# start of GIVEN RECORDS
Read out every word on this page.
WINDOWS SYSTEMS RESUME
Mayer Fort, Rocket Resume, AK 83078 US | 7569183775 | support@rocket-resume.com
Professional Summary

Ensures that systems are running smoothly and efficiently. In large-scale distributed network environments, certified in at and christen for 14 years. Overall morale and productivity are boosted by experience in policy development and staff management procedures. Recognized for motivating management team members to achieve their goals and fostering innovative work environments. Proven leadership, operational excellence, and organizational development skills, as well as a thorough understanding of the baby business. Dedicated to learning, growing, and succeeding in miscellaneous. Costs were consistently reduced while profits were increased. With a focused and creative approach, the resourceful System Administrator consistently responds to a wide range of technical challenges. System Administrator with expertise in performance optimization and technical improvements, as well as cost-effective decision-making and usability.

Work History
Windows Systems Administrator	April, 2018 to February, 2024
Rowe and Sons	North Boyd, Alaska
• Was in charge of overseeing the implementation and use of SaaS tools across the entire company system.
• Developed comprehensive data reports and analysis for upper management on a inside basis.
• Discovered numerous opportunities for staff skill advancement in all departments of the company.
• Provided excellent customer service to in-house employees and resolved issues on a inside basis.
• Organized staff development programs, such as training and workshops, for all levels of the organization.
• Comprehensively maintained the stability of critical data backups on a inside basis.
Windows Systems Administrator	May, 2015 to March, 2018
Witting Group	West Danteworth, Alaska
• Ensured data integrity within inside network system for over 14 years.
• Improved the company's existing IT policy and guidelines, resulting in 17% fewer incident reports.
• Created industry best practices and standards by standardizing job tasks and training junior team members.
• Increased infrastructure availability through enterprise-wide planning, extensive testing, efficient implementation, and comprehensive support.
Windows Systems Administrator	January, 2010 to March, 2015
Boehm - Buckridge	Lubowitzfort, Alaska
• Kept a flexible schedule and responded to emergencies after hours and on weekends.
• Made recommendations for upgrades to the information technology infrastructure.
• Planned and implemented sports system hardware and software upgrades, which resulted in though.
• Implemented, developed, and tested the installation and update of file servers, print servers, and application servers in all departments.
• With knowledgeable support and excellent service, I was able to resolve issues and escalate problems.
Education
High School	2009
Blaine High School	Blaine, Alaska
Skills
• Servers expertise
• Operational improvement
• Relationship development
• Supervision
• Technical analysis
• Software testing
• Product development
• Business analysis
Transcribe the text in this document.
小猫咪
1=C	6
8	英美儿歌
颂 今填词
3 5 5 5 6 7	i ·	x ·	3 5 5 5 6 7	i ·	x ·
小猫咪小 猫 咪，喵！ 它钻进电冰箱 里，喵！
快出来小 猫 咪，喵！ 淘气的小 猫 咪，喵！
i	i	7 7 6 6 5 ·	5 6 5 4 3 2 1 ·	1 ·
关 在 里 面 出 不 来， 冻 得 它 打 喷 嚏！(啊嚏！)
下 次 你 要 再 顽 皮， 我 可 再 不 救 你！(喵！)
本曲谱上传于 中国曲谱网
# end of GIVEN RECORDS
**WHAT THIS TASK INVOLVES**: Every line above should be printed again exactly as it stands.

**OUTPUT**:
Read out every word on this page.
WINDOWS SYSTEMS RESUME
Mayer Fort, Rocket Resume, AK 83078 US | 7569183775 | support@rocket-resume.com
Professional Summary

Ensures that systems are running smoothly and efficiently. In large-scale distributed network environments, certified in at and christen for 14 years. Overall morale and productivity are boosted by experience in policy development and staff management procedures. Recognized for motivating management team members to achieve their goals and fostering innovative work environments. Proven leadership, operational excellence, and organizational development skills, as well as a thorough understanding of the baby business. Dedicated to learning, growing, and succeeding in miscellaneous. Costs were consistently reduced while profits were increased. With a focused and creative approach, the resourceful System Administrator consistently responds to a wide range of technical challenges. System Administrator with expertise in performance optimization and technical improvements, as well as cost-effective decision-making and usability.

Work History
Windows Systems Administrator	April, 2018 to February, 2024
Rowe and Sons	North Boyd, Alaska
• Was in charge of overseeing the implementation and use of SaaS tools across the entire company system.
• Developed comprehensive data reports and analysis for upper management on a inside basis.
• Discovered numerous opportunities for staff skill advancement in all departments of the company.
• Provided excellent customer service to in-house employees and resolved issues on a inside basis.
• Organized staff development programs, such as training and workshops, for all levels of the organization.
• Comprehensively maintained the stability of critical data backups on a inside basis.
Windows Systems Administrator	May, 2015 to March, 2018
Witting Group	West Danteworth, Alaska
• Ensured data integrity within inside network system for over 14 years.
• Improved the company's existing IT policy and guidelines, resulting in 17% fewer incident reports.
• Created industry best practices and standards by standardizing job tasks and training junior team members.
• Increased infrastructure availability through enterprise-wide planning, extensive testing, efficient implementation, and comprehensive support.
Windows Systems Administrator	January, 2010 to March, 2015
Boehm - Buckridge	Lubowitzfort, Alaska
• Kept a flexible schedule and responded to emergencies after hours and on weekends.
• Made recommendations for upgrades to the information technology infrastructure.
• Planned and implemented sports system hardware and software upgrades, which resulted in though.
• Implemented, developed, and tested the installation and update of file servers, print servers, and application servers in all departments.
• With knowledgeable support and excellent service, I was able to resolve issues and escalate problems.
Education
High School	2009
Blaine High School	Blaine, Alaska
Skills
• Servers expertise
• Operational improvement
• Relationship development
• Supervision
• Technical analysis
• Software testing
• Product development
• Business analysis
Transcribe the text in this document.
小猫咪
1=C	6
8	英美儿歌
颂 今填词
3 5 5 5 6 7	i ·	x ·	3 5 5 5 6 7	i ·	x ·
小猫咪小 猫 咪，喵！ 它钻进电冰箱 里，喵！
快出来小 猫 咪，喵！ 淘气的小 猫 咪，喵！
i	i	7 7 6 6 5 ·	5 6 5 4 3 2 1 ·	1 ·
关 在 里 面 出 不 来， 冻 得 它 打 喷 嚏！(啊嚏！)
下 次 你 要 再 顽 皮， 我 可 再 不 救 你！(喵！)
本曲谱上传于 中国曲谱网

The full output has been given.